Source passage:
Synergy of ammonium chloride and moisture on perovskite crystallization for efficient printable mesoscopic solar cells

Organometal lead halide perovskites have been widely used as the light harvester for high-performance solar cells. However, typical perovskites of methylammonium lead halides (CH(3)NH(3)PbX(3), X=Cl, Br, I) are usually sensitive to moisture in ambient air, and thus require an inert atmosphere to process. Here we demonstrate a moisture-induced transformation of perovskite crystals in a triple-layer scaffold of TiO(2)/ZrO(2)/Carbon to fabricate printable mesoscopic solar cells. An additive of ammonium chloride (NH(4)Cl) is employed to assist the crystallization of perovskite, wherein the formation and transition of intermediate CH(3)NH(3)X·NH(4)PbX(3)(H(2)O)(2) (X=I or Cl) enables high-quality perovskite CH(3)NH(3)PbI(3) crystals with preferential growth orientation. Correspondingly, the intrinsic perovskite devices based on CH(3)NH(3)PbI(3) achieve an efficiency of 15.6% and a lifetime of over 130 days in ambient condition with 30% relative humidity. This ambient-processed printable perovskite solar cell provides a promising prospect for mass production, and will promote the development of perovskite-based photovoltaics.

Records provided:

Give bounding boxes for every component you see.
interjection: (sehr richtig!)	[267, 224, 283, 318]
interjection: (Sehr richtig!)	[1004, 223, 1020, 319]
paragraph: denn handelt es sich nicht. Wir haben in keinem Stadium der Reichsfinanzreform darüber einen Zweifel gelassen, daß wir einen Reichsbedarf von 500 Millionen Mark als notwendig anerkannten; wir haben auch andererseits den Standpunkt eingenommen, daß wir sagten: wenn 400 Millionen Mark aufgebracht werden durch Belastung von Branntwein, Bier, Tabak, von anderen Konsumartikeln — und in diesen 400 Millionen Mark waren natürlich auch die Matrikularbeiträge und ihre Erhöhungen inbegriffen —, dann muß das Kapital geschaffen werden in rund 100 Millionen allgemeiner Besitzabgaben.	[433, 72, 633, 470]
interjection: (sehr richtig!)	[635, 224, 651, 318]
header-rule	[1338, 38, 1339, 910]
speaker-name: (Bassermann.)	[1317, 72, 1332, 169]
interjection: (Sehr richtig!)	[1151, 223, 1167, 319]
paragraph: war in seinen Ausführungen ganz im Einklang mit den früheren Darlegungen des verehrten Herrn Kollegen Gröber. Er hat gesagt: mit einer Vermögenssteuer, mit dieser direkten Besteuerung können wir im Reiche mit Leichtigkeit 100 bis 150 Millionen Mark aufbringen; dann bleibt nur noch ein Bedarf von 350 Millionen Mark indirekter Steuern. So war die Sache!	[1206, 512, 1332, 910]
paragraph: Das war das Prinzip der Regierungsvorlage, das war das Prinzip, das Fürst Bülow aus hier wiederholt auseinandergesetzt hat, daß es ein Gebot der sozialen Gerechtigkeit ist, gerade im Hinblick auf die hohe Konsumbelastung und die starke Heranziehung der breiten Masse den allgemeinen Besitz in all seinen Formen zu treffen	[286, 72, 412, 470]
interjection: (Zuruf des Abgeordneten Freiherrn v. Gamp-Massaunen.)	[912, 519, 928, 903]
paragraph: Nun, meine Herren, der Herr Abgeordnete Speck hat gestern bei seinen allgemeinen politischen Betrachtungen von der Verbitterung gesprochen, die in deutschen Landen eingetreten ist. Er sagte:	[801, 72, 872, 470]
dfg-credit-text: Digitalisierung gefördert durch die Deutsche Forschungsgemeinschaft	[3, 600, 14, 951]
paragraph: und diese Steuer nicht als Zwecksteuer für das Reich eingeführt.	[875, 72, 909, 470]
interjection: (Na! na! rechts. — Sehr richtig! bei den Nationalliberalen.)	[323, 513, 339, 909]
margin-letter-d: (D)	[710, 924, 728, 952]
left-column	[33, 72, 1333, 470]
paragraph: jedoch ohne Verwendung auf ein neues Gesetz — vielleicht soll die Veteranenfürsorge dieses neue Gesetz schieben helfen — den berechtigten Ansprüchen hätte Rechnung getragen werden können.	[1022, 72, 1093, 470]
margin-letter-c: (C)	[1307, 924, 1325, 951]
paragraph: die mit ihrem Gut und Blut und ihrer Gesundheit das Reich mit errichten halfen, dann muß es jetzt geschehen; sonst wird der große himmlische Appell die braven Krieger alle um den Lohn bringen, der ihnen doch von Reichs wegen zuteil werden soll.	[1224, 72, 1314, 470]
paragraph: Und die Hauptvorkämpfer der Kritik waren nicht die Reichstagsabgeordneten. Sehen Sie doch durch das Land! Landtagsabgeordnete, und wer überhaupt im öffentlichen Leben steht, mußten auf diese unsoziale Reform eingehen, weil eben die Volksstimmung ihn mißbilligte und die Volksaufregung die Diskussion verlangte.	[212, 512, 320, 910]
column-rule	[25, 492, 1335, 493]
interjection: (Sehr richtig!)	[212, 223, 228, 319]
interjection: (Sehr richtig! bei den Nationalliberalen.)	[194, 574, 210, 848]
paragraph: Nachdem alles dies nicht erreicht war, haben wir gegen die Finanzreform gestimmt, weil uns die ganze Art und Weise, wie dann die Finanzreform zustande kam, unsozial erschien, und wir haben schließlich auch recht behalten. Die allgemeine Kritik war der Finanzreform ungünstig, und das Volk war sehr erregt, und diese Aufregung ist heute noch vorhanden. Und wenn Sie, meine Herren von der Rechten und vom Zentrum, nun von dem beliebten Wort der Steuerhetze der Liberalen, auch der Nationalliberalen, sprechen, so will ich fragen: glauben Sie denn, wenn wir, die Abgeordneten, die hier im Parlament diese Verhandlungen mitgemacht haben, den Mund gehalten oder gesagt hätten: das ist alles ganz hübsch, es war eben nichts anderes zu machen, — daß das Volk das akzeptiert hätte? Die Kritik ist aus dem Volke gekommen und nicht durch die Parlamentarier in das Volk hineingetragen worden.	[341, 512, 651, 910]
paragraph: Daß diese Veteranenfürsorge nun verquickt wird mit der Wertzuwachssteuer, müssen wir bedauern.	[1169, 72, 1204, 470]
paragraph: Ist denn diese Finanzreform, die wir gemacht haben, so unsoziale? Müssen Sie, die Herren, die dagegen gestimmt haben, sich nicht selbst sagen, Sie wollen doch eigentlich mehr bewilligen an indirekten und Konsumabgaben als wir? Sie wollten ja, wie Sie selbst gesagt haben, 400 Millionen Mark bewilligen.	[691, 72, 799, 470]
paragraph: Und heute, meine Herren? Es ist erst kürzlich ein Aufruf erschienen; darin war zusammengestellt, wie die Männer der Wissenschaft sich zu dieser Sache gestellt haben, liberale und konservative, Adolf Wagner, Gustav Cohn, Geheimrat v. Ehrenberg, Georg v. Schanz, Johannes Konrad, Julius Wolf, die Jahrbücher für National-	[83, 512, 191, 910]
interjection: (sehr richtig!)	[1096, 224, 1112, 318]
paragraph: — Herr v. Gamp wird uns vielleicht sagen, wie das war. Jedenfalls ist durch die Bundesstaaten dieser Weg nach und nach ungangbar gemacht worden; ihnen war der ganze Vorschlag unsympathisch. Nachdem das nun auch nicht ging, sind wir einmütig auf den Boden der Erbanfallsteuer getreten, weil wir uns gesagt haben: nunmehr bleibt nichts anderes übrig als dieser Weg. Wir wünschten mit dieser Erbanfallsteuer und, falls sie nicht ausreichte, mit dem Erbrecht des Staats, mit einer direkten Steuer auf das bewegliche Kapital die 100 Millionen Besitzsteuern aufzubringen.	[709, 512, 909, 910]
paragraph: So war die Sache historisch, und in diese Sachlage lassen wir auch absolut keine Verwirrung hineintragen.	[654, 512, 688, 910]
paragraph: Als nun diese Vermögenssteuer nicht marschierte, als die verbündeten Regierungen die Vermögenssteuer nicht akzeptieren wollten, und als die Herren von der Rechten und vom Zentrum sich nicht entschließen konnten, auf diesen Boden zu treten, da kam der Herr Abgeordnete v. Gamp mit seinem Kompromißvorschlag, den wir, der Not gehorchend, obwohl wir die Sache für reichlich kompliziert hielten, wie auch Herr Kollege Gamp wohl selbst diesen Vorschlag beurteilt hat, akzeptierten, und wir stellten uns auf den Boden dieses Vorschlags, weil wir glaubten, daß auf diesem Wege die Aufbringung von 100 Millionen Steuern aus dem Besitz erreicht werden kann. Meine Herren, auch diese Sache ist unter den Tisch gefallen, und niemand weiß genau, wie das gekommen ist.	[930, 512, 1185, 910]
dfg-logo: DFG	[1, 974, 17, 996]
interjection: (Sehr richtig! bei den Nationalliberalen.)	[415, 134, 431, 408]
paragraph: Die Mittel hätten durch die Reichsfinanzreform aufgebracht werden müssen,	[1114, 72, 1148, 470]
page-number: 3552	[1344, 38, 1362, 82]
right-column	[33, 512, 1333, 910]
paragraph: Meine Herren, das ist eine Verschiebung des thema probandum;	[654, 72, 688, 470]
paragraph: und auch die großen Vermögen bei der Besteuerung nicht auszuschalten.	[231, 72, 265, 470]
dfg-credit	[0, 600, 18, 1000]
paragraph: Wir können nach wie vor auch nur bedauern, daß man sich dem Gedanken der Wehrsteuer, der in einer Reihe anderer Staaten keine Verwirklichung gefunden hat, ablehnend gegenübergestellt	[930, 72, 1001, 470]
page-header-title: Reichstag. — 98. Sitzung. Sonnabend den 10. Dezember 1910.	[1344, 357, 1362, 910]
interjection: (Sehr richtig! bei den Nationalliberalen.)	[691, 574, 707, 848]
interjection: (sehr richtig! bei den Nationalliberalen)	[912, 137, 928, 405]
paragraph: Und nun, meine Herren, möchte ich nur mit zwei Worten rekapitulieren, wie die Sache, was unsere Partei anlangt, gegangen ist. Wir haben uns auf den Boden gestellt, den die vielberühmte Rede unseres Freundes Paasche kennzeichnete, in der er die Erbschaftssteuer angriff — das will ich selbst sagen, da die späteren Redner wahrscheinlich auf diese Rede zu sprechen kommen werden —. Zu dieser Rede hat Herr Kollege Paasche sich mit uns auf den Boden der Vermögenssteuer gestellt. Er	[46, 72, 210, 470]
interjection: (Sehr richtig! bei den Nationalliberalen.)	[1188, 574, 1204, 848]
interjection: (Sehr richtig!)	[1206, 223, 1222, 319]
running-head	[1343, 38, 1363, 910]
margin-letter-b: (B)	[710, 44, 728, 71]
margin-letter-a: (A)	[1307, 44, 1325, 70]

What to work on:
Copy out the abstract on perovskite solar cells above in full, word for word, with its title.

Response to this task:
Synergy of ammonium chloride and moisture on perovskite crystallization for efficient printable mesoscopic solar cells

Organometal lead halide perovskites have been widely used as the light harvester for high-performance solar cells. However, typical perovskites of methylammonium lead halides (CH(3)NH(3)PbX(3), X=Cl, Br, I) are usually sensitive to moisture in ambient air, and thus require an inert atmosphere to process. Here we demonstrate a moisture-induced transformation of perovskite crystals in a triple-layer scaffold of TiO(2)/ZrO(2)/Carbon to fabricate printable mesoscopic solar cells. An additive of ammonium chloride (NH(4)Cl) is employed to assist the crystallization of perovskite, wherein the formation and transition of intermediate CH(3)NH(3)X·NH(4)PbX(3)(H(2)O)(2) (X=I or Cl) enables high-quality perovskite CH(3)NH(3)PbI(3) crystals with preferential growth orientation. Correspondingly, the intrinsic perovskite devices based on CH(3)NH(3)PbI(3) achieve an efficiency of 15.6% and a lifetime of over 130 days in ambient condition with 30% relative humidity. This ambient-processed printable perovskite solar cell provides a promising prospect for mass production, and will promote the development of perovskite-based photovoltaics.